#### GIVEN EXERCISE:
Can you give all the records again without altering a single character?

#### DATASET ROWS:
▽
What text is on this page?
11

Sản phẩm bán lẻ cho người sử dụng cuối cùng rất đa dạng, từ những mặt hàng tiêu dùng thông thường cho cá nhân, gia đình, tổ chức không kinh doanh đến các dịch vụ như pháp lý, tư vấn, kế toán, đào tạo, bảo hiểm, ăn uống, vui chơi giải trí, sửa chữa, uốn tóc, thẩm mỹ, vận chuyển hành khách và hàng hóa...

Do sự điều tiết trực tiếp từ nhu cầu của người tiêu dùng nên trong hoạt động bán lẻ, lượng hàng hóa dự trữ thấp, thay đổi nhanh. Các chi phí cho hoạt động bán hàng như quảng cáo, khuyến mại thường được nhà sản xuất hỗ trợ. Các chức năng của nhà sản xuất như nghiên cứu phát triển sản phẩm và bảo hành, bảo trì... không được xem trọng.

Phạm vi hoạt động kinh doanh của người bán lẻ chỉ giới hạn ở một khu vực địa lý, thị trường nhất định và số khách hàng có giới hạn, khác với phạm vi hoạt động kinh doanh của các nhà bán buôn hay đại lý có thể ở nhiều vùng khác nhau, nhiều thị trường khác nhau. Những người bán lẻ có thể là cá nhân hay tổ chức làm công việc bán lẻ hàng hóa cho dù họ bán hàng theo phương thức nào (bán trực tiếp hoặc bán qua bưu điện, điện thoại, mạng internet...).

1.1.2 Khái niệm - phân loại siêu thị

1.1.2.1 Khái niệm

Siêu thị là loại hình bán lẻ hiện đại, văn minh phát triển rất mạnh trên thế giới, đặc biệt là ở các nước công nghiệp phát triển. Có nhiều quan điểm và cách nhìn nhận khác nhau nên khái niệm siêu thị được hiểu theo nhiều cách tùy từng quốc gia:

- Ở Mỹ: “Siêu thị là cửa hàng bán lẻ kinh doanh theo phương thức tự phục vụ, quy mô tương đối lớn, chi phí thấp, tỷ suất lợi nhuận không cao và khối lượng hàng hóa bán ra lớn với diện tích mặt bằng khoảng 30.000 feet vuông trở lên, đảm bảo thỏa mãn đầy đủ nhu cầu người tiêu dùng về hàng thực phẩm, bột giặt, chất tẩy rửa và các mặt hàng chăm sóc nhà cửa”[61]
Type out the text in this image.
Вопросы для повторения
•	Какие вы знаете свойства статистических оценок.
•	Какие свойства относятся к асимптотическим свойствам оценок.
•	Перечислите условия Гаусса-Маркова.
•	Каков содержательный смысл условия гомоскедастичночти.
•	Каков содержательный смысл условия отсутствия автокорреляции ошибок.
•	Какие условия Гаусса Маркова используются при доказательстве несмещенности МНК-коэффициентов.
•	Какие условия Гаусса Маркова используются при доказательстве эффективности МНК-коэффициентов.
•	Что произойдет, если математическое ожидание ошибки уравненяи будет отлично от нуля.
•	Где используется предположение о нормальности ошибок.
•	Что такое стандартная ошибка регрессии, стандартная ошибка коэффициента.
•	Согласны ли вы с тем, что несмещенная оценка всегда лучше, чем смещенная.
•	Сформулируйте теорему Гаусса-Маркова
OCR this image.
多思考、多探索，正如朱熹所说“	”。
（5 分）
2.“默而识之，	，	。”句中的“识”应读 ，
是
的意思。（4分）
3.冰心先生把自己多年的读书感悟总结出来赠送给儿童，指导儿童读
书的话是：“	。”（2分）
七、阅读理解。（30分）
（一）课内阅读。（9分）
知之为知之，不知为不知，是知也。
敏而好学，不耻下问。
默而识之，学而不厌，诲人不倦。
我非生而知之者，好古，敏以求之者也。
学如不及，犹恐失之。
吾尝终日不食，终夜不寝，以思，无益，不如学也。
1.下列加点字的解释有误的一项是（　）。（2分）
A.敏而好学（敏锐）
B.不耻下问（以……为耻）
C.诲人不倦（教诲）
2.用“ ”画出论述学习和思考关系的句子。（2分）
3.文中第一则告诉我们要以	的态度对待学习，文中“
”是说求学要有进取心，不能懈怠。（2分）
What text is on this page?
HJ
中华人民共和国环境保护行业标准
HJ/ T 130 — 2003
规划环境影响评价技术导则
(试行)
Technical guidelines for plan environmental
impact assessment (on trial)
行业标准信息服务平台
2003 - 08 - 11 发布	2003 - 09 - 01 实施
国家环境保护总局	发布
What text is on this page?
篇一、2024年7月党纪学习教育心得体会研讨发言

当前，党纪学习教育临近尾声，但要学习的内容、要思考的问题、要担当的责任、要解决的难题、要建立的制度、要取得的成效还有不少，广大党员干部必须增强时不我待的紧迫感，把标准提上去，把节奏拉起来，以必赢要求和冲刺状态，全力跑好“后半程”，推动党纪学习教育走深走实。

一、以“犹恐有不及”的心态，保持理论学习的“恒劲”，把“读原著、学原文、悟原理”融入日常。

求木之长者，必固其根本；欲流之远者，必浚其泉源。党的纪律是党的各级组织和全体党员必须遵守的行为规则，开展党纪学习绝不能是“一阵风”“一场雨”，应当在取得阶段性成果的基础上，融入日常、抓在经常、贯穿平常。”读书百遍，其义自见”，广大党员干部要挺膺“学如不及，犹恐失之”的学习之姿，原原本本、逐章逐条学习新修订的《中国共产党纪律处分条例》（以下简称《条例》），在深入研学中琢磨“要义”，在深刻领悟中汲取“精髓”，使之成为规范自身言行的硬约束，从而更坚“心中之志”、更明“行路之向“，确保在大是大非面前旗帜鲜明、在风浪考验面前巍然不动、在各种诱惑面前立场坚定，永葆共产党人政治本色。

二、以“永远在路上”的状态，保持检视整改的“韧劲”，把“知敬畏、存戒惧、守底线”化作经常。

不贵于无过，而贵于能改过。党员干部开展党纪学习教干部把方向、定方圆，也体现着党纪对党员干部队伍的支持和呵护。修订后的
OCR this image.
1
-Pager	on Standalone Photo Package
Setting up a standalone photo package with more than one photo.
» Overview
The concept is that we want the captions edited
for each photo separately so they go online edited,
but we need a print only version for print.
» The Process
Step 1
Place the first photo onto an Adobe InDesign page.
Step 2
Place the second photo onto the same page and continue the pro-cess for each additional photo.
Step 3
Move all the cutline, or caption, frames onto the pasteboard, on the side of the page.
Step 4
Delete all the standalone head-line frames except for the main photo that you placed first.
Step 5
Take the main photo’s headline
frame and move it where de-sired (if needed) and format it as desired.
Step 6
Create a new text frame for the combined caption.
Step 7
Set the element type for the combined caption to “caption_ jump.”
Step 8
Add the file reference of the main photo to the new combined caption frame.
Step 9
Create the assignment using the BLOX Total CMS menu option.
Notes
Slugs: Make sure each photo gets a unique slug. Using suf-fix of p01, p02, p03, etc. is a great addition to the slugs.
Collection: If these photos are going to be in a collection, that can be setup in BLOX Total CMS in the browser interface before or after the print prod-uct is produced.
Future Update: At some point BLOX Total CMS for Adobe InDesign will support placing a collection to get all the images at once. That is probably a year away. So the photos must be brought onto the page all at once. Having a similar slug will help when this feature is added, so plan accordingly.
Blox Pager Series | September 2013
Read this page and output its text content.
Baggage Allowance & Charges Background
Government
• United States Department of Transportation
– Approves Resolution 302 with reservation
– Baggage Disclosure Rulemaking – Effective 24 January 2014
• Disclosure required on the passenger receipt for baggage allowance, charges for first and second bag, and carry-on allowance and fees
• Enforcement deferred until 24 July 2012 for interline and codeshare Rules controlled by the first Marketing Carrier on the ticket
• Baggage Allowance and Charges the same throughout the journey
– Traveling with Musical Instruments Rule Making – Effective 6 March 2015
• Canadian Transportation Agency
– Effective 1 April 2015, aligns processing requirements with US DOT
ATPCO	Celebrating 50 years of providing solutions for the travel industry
△
#### THE SOLUTION:
What text is on this page?
11

Sản phẩm bán lẻ cho người sử dụng cuối cùng rất đa dạng, từ những mặt hàng tiêu dùng thông thường cho cá nhân, gia đình, tổ chức không kinh doanh đến các dịch vụ như pháp lý, tư vấn, kế toán, đào tạo, bảo hiểm, ăn uống, vui chơi giải trí, sửa chữa, uốn tóc, thẩm mỹ, vận chuyển hành khách và hàng hóa...

Do sự điều tiết trực tiếp từ nhu cầu của người tiêu dùng nên trong hoạt động bán lẻ, lượng hàng hóa dự trữ thấp, thay đổi nhanh. Các chi phí cho hoạt động bán hàng như quảng cáo, khuyến mại thường được nhà sản xuất hỗ trợ. Các chức năng của nhà sản xuất như nghiên cứu phát triển sản phẩm và bảo hành, bảo trì... không được xem trọng.

Phạm vi hoạt động kinh doanh của người bán lẻ chỉ giới hạn ở một khu vực địa lý, thị trường nhất định và số khách hàng có giới hạn, khác với phạm vi hoạt động kinh doanh của các nhà bán buôn hay đại lý có thể ở nhiều vùng khác nhau, nhiều thị trường khác nhau. Những người bán lẻ có thể là cá nhân hay tổ chức làm công việc bán lẻ hàng hóa cho dù họ bán hàng theo phương thức nào (bán trực tiếp hoặc bán qua bưu điện, điện thoại, mạng internet...).

1.1.2 Khái niệm - phân loại siêu thị

1.1.2.1 Khái niệm

Siêu thị là loại hình bán lẻ hiện đại, văn minh phát triển rất mạnh trên thế giới, đặc biệt là ở các nước công nghiệp phát triển. Có nhiều quan điểm và cách nhìn nhận khác nhau nên khái niệm siêu thị được hiểu theo nhiều cách tùy từng quốc gia:

- Ở Mỹ: “Siêu thị là cửa hàng bán lẻ kinh doanh theo phương thức tự phục vụ, quy mô tương đối lớn, chi phí thấp, tỷ suất lợi nhuận không cao và khối lượng hàng hóa bán ra lớn với diện tích mặt bằng khoảng 30.000 feet vuông trở lên, đảm bảo thỏa mãn đầy đủ nhu cầu người tiêu dùng về hàng thực phẩm, bột giặt, chất tẩy rửa và các mặt hàng chăm sóc nhà cửa”[61]
Type out the text in this image.
Вопросы для повторения
•	Какие вы знаете свойства статистических оценок.
•	Какие свойства относятся к асимптотическим свойствам оценок.
•	Перечислите условия Гаусса-Маркова.
•	Каков содержательный смысл условия гомоскедастичночти.
•	Каков содержательный смысл условия отсутствия автокорреляции ошибок.
•	Какие условия Гаусса Маркова используются при доказательстве несмещенности МНК-коэффициентов.
•	Какие условия Гаусса Маркова используются при доказательстве эффективности МНК-коэффициентов.
•	Что произойдет, если математическое ожидание ошибки уравненяи будет отлично от нуля.
•	Где используется предположение о нормальности ошибок.
•	Что такое стандартная ошибка регрессии, стандартная ошибка коэффициента.
•	Согласны ли вы с тем, что несмещенная оценка всегда лучше, чем смещенная.
•	Сформулируйте теорему Гаусса-Маркова
OCR this image.
多思考、多探索，正如朱熹所说“	”。
（5 分）
2.“默而识之，	，	。”句中的“识”应读 ，
是
的意思。（4分）
3.冰心先生把自己多年的读书感悟总结出来赠送给儿童，指导儿童读
书的话是：“	。”（2分）
七、阅读理解。（30分）
（一）课内阅读。（9分）
知之为知之，不知为不知，是知也。
敏而好学，不耻下问。
默而识之，学而不厌，诲人不倦。
我非生而知之者，好古，敏以求之者也。
学如不及，犹恐失之。
吾尝终日不食，终夜不寝，以思，无益，不如学也。
1.下列加点字的解释有误的一项是（　）。（2分）
A.敏而好学（敏锐）
B.不耻下问（以……为耻）
C.诲人不倦（教诲）
2.用“ ”画出论述学习和思考关系的句子。（2分）
3.文中第一则告诉我们要以	的态度对待学习，文中“
”是说求学要有进取心，不能懈怠。（2分）
What text is on this page?
HJ
中华人民共和国环境保护行业标准
HJ/ T 130 — 2003
规划环境影响评价技术导则
(试行)
Technical guidelines for plan environmental
impact assessment (on trial)
行业标准信息服务平台
2003 - 08 - 11 发布	2003 - 09 - 01 实施
国家环境保护总局	发布
What text is on this page?
篇一、2024年7月党纪学习教育心得体会研讨发言

当前，党纪学习教育临近尾声，但要学习的内容、要思考的问题、要担当的责任、要解决的难题、要建立的制度、要取得的成效还有不少，广大党员干部必须增强时不我待的紧迫感，把标准提上去，把节奏拉起来，以必赢要求和冲刺状态，全力跑好“后半程”，推动党纪学习教育走深走实。

一、以“犹恐有不及”的心态，保持理论学习的“恒劲”，把“读原著、学原文、悟原理”融入日常。

求木之长者，必固其根本；欲流之远者，必浚其泉源。党的纪律是党的各级组织和全体党员必须遵守的行为规则，开展党纪学习绝不能是“一阵风”“一场雨”，应当在取得阶段性成果的基础上，融入日常、抓在经常、贯穿平常。”读书百遍，其义自见”，广大党员干部要挺膺“学如不及，犹恐失之”的学习之姿，原原本本、逐章逐条学习新修订的《中国共产党纪律处分条例》（以下简称《条例》），在深入研学中琢磨“要义”，在深刻领悟中汲取“精髓”，使之成为规范自身言行的硬约束，从而更坚“心中之志”、更明“行路之向“，确保在大是大非面前旗帜鲜明、在风浪考验面前巍然不动、在各种诱惑面前立场坚定，永葆共产党人政治本色。

二、以“永远在路上”的状态，保持检视整改的“韧劲”，把“知敬畏、存戒惧、守底线”化作经常。

不贵于无过，而贵于能改过。党员干部开展党纪学习教干部把方向、定方圆，也体现着党纪对党员干部队伍的支持和呵护。修订后的
OCR this image.
1
-Pager	on Standalone Photo Package
Setting up a standalone photo package with more than one photo.
» Overview
The concept is that we want the captions edited
for each photo separately so they go online edited,
but we need a print only version for print.
» The Process
Step 1
Place the first photo onto an Adobe InDesign page.
Step 2
Place the second photo onto the same page and continue the pro-cess for each additional photo.
Step 3
Move all the cutline, or caption, frames onto the pasteboard, on the side of the page.
Step 4
Delete all the standalone head-line frames except for the main photo that you placed first.
Step 5
Take the main photo’s headline
frame and move it where de-sired (if needed) and format it as desired.
Step 6
Create a new text frame for the combined caption.
Step 7
Set the element type for the combined caption to “caption_ jump.”
Step 8
Add the file reference of the main photo to the new combined caption frame.
Step 9
Create the assignment using the BLOX Total CMS menu option.
Notes
Slugs: Make sure each photo gets a unique slug. Using suf-fix of p01, p02, p03, etc. is a great addition to the slugs.
Collection: If these photos are going to be in a collection, that can be setup in BLOX Total CMS in the browser interface before or after the print prod-uct is produced.
Future Update: At some point BLOX Total CMS for Adobe InDesign will support placing a collection to get all the images at once. That is probably a year away. So the photos must be brought onto the page all at once. Having a similar slug will help when this feature is added, so plan accordingly.
Blox Pager Series | September 2013
Read this page and output its text content.
Baggage Allowance & Charges Background
Government
• United States Department of Transportation
– Approves Resolution 302 with reservation
– Baggage Disclosure Rulemaking – Effective 24 January 2014
• Disclosure required on the passenger receipt for baggage allowance, charges for first and second bag, and carry-on allowance and fees
• Enforcement deferred until 24 July 2012 for interline and codeshare Rules controlled by the first Marketing Carrier on the ticket
• Baggage Allowance and Charges the same throughout the journey
– Traveling with Musical Instruments Rule Making – Effective 6 March 2015
• Canadian Transportation Agency
– Effective 1 April 2015, aligns processing requirements with US DOT
ATPCO	Celebrating 50 years of providing solutions for the travel industry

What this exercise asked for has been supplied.